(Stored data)
###
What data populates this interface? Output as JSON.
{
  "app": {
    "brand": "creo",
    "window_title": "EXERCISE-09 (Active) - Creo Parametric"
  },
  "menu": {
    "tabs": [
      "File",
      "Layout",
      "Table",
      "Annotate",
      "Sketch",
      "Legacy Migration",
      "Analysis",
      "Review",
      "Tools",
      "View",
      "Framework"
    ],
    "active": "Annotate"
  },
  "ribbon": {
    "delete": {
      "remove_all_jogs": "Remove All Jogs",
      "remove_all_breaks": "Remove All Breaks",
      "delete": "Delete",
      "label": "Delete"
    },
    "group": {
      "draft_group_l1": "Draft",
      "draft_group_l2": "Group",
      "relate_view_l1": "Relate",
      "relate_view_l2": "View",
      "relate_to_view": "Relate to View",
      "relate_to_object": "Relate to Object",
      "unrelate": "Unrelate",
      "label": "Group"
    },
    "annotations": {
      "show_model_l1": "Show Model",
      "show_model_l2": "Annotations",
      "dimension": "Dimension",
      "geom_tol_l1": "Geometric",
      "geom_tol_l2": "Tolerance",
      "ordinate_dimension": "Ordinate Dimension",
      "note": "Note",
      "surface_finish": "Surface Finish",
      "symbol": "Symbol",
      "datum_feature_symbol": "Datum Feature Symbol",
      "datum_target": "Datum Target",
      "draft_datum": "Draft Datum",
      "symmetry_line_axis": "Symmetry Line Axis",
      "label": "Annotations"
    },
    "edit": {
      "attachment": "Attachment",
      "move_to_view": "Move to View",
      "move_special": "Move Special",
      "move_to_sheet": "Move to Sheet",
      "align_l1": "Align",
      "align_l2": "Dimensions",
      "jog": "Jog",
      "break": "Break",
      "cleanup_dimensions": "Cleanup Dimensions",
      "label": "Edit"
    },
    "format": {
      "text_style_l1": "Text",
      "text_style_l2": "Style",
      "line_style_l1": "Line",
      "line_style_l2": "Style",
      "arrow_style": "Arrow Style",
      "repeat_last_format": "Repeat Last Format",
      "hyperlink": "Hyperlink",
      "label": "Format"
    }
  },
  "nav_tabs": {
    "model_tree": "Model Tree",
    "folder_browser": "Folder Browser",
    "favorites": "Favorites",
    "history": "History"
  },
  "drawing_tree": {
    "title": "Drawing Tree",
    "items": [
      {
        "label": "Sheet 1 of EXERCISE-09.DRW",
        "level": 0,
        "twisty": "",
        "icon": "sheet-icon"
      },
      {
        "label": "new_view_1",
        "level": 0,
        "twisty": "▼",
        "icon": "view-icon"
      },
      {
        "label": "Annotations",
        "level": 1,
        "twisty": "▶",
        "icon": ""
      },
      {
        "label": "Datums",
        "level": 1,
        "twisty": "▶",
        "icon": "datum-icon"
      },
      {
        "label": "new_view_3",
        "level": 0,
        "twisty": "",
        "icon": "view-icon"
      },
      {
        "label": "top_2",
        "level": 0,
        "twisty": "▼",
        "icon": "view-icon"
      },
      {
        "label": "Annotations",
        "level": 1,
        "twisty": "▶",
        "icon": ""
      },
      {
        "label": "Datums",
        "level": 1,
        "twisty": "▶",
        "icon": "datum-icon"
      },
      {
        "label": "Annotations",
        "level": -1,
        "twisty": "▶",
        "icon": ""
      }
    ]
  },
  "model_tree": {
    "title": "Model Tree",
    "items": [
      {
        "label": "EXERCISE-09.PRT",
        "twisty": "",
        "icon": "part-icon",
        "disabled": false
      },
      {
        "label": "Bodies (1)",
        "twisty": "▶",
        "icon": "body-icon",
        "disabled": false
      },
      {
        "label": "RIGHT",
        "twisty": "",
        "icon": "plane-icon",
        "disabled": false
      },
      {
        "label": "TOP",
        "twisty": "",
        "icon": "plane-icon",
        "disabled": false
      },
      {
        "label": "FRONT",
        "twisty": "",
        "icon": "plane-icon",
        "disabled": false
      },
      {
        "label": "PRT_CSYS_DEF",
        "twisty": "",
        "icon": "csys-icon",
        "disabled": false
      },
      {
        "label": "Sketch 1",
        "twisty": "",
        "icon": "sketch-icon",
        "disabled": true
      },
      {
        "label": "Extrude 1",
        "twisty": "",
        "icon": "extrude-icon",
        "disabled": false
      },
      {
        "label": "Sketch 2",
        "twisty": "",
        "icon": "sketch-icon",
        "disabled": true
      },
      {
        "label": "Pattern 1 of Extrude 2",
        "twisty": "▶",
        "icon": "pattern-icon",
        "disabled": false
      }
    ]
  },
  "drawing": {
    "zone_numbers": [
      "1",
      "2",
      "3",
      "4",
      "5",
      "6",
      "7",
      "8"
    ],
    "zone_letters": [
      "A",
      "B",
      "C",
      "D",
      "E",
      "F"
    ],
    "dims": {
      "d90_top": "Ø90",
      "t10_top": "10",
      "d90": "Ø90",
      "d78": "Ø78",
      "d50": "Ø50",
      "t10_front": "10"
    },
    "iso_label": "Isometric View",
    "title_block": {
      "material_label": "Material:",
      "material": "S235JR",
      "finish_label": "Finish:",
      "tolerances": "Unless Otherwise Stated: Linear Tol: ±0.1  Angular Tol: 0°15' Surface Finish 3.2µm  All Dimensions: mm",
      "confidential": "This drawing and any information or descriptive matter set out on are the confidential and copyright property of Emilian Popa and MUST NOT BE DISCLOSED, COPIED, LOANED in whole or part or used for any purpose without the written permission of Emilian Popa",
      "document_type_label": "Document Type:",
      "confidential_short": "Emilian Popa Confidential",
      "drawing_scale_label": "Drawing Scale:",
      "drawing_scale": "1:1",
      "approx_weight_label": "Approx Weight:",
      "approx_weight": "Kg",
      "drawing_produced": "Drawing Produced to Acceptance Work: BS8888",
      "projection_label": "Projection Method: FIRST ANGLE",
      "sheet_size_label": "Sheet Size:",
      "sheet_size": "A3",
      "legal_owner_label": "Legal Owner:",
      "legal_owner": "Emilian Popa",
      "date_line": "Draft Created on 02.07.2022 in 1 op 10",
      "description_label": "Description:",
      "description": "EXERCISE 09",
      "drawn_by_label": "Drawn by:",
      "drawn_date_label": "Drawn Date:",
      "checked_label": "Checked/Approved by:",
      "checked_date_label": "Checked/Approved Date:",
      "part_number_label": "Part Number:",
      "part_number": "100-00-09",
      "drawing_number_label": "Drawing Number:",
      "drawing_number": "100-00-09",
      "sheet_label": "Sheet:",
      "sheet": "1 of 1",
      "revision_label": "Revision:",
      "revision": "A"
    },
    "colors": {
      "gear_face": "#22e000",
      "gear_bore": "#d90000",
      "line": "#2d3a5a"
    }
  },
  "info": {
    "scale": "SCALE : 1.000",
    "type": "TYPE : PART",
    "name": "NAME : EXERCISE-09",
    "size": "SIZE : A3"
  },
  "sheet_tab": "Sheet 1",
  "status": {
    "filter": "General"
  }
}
###
- **WORK REQUIRED**: Pull out all lines from the entries above in which the word "EXERCISE" appears.

- **TASK OUTPUT**:
    "window_title": "EXERCISE-09 (Active) - Creo Parametric"
        "label": "Sheet 1 of EXERCISE-09.DRW",
        "label": "EXERCISE-09.PRT",
      "description": "EXERCISE 09",
    "name": "NAME : EXERCISE-09",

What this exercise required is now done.